» **Problem to solve**: Identify and copy all lines of the material where the string "Office" is found.

» **Provided information**:
-- -- --

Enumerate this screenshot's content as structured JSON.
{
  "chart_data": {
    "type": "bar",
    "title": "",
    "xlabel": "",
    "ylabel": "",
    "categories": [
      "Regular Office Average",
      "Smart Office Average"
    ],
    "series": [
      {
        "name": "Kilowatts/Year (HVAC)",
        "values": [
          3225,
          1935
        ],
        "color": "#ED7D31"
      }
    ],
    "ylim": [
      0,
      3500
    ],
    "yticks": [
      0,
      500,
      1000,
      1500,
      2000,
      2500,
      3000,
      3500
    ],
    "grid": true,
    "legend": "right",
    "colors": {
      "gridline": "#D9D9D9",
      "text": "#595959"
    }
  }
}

-- -- --

» **Exercise output**:
      "Regular Office Average",
      "Smart Office Average"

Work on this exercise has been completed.